◆ WORK TO DO: Find the string "Sunnies" in the data, then copy every line where it is found.

[Recorded data]
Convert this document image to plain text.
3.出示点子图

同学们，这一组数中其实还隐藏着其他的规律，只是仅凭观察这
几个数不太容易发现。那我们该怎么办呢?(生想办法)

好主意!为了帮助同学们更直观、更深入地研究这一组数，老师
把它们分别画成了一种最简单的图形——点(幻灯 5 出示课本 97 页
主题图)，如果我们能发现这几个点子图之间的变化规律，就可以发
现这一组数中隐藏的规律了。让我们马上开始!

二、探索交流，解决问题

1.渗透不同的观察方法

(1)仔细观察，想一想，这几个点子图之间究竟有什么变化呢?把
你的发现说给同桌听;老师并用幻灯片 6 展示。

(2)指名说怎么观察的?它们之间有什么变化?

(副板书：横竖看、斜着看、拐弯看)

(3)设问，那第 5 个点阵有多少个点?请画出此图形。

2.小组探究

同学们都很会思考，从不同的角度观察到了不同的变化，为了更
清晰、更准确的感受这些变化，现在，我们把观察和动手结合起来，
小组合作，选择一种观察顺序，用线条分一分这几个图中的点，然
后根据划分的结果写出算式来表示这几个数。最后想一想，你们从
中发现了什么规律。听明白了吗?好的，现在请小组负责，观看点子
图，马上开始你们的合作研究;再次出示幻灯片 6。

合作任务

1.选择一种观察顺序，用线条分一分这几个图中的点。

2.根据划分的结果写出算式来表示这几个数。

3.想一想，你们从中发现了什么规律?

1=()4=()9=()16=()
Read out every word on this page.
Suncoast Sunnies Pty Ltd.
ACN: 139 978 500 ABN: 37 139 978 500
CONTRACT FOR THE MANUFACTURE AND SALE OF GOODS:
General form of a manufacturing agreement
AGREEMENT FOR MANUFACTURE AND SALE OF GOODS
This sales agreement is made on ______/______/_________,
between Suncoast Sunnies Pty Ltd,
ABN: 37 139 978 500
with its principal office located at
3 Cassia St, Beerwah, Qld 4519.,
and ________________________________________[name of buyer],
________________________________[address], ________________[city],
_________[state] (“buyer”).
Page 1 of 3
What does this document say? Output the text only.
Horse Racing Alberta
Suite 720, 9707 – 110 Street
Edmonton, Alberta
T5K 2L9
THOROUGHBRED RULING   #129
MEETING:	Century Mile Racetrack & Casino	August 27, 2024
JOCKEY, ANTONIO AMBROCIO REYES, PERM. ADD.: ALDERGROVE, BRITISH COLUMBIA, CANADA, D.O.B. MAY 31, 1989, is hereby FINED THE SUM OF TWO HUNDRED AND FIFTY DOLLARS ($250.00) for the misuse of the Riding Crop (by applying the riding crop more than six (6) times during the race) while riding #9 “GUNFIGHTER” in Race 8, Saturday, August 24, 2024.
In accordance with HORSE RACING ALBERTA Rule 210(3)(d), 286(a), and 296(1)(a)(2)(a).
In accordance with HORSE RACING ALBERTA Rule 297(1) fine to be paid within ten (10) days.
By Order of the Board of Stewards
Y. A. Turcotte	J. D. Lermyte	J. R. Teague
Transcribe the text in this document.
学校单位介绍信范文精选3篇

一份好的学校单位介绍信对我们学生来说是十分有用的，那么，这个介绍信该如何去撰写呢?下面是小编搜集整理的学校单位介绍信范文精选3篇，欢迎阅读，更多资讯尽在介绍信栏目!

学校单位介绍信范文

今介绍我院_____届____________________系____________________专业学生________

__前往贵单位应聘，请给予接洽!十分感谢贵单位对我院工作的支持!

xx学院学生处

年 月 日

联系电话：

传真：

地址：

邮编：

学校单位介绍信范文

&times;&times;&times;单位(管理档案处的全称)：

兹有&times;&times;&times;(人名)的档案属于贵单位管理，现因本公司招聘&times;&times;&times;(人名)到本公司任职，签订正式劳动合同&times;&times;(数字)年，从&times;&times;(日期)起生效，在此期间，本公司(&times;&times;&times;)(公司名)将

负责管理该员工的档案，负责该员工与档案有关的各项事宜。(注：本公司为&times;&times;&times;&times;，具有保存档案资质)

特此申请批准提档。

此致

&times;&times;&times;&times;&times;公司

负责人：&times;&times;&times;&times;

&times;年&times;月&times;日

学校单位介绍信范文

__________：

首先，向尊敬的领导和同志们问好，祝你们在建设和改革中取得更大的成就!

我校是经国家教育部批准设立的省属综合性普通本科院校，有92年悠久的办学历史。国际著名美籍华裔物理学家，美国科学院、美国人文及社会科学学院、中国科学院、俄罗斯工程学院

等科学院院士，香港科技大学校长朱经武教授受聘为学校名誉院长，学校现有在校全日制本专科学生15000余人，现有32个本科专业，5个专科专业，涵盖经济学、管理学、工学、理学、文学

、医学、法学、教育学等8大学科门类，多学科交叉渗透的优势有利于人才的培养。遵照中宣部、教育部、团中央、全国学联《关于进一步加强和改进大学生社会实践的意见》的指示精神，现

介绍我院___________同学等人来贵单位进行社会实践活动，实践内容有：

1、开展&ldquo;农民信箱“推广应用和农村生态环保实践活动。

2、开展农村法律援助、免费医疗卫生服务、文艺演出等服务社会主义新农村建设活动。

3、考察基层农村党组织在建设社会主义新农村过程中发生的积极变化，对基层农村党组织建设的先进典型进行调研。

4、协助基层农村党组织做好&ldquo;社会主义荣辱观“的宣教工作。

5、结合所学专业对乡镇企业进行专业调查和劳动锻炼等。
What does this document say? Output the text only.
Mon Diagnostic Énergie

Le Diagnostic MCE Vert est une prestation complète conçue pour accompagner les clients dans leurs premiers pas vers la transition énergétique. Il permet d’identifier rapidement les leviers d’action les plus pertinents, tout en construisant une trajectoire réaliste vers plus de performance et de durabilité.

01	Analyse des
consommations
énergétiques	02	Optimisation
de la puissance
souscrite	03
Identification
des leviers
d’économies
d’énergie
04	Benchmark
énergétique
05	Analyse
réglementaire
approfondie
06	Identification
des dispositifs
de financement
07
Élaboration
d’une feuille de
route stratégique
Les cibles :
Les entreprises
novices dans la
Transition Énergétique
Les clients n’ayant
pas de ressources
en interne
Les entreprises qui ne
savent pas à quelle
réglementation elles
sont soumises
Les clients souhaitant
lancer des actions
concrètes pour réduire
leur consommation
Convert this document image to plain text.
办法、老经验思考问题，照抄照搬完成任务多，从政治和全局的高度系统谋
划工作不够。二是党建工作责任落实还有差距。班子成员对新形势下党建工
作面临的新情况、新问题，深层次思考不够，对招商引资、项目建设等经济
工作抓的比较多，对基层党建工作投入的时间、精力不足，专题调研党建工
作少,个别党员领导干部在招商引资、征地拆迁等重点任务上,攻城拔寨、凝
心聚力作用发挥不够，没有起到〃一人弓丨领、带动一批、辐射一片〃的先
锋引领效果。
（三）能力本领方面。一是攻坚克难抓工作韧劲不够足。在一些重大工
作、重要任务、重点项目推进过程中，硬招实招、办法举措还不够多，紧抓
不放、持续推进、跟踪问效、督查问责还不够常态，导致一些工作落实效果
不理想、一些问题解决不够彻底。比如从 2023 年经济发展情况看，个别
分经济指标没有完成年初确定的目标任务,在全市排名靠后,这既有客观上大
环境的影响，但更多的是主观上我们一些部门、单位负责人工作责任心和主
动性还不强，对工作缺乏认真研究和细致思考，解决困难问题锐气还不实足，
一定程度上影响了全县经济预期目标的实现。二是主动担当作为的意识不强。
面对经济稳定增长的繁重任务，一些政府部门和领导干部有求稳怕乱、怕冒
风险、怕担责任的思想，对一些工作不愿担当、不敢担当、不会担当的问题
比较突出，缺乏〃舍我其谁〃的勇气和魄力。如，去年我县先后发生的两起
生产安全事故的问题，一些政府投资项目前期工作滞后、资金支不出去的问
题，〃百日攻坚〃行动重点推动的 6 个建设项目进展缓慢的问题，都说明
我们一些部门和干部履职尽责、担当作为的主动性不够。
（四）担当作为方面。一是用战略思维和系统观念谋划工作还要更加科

◆ OUTPUT FOR THIS TASK:
Suncoast Sunnies Pty Ltd.
between Suncoast Sunnies Pty Ltd,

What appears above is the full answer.